> _Extract_:
§ §

We should all be feminists

5 min read

I grew up in a non-traditional Mexican family across the Rio Grande.

My dad would cook dinner, go to my school’s meetings and help me with homework while my mom would work all day.

When reaching puberty, I lost many friends because their moms thought I was a “bad influence” and had the mind of an older girl. Now that I have grown up with confidence in my beliefs and in the person I am, I can’t help but wonder: Was I being too much of a woman for traditional families?

I learned to read at age 4. My parents never limited my reading taste. I remember going to my dad’s bookshelf and picking up any book that caught my interest. By the time I reached adolescence, I had read so many things that most girls my age did not know about.

My dad, who has always been my biggest hero, along with my mom, of course, taught me to be whoever I want to be in life.

And my mom taught me that education was the most important thing I could ever get. When girls my age had to do laundry and dishes to go out, all I had to do was to be in the top five of my class.

When my parents got divorced, they told me I had to focus on my education so I would never ever need a man to support me.

To me, that was and still is the best advice a girl could ever get from her parents. And I grew up like that. Growing up with that mentality was never an issue, until I started dating.

A few years ago, I moved out of my dad’s house. I wanted to become “independent.” I started working and going to school full time. I would buy myself most of the things I wanted to buy and go to concerts and on trips with my friends.

A few months later, I met a guy who was raised by a “traditional” family. And by traditional I mean the type of family that expects girls to be dependent on a man.

He did not work and still lived with his parents. Everything was going great until one day he said: “I can’t do this anymore. You are never going to be the girl that needs me to buy her something she wants. You work too much, you study too much.”

And then, in that precise moment, I knew there was something wrong with the way we are raising our daughters and sons.

§ §

> _Raw data_:
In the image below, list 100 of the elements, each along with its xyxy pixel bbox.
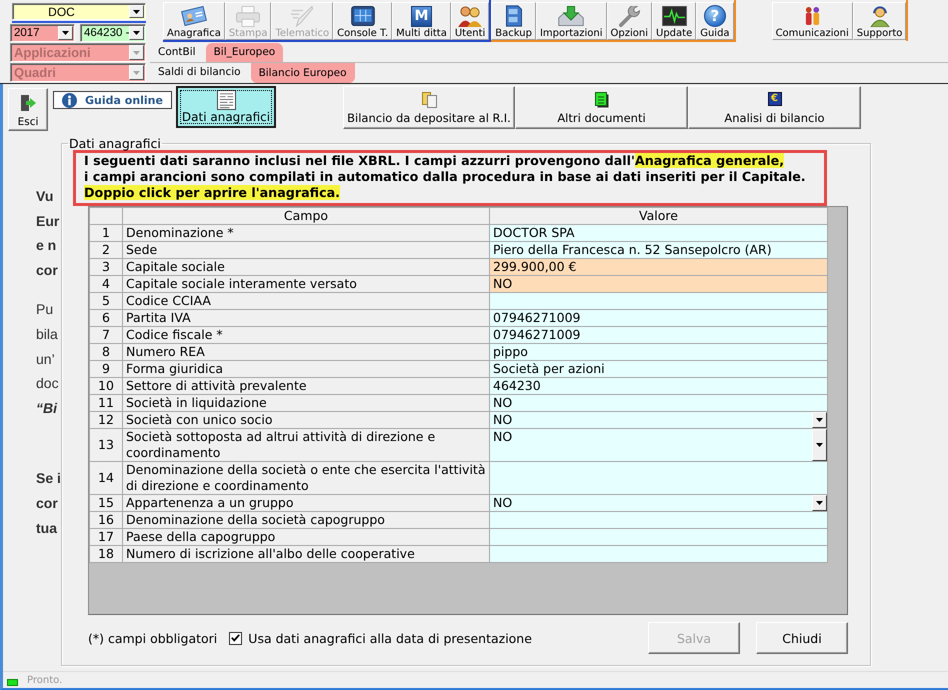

§ §

> _Written instruction 1_: In the essay on feminism, at what age did the writer learn to read?
> _Written instruction 2_: Pick up the essay on feminism after its final sentence and write the next few paragraphs.

> _Exercise result 1_: At age 4.

> _Exercise result 2_:
How much happier would the world be if boys and girls were raised to not link masculinity and money? What if their attitude was not “the boy has to pay,” but rather, “whoever has more should pay?”

In her book, “We Should All Be Feminists,” Chimamanda Ngozi Adichie writes, “We teach girls to shrink themselves, to make themselves smaller. We say to girls, ‘You can have ambition but not too much. You should aim to be successful but not too successful, otherwise you will threaten the man. If you are the breadwinner in your relationship with a man, pretend you are not, especially in public, otherwise you will emasculate him.”

So what does feminism really mean?

When the Women’s March on Washington took place Jan. 21, I thought all the women of the country, and the world for that matter, would be happy to see so many women raising their voices on things that matter.

Until I saw several women on social media asking questions like: “What kind of rights do women want now? We do not need more rights,” or “If you really want to be equal to men, then start learning how to change your car’s oil,”or “I love my life, I love being at home all day with my kids while my husband works to provide for us.”

If you are a woman who loves to stay at home all day, good for you! But not all women are the same.

Let’s not limit the rights of other women because you do not need them.

Feminism is all about equality, gender equality. Some people have this misconception that feminism means that women are better than men, but no. Feminism is about women and men being equal.

Let’s give the opportunity to have an equal-gender family to future generations. Let’s raise our kids to be truer to themselves. Let’s stop teaching girls to worry about their weight and what boys think of them.

So many magazines and books tell women how they should look, how they should behave and how they should be in bed in order to attract or please men. But there are few guides telling men how to behave to keep a woman.

If you are a woman, or if you love a woman, you should be a feminist.

We should all be feminists.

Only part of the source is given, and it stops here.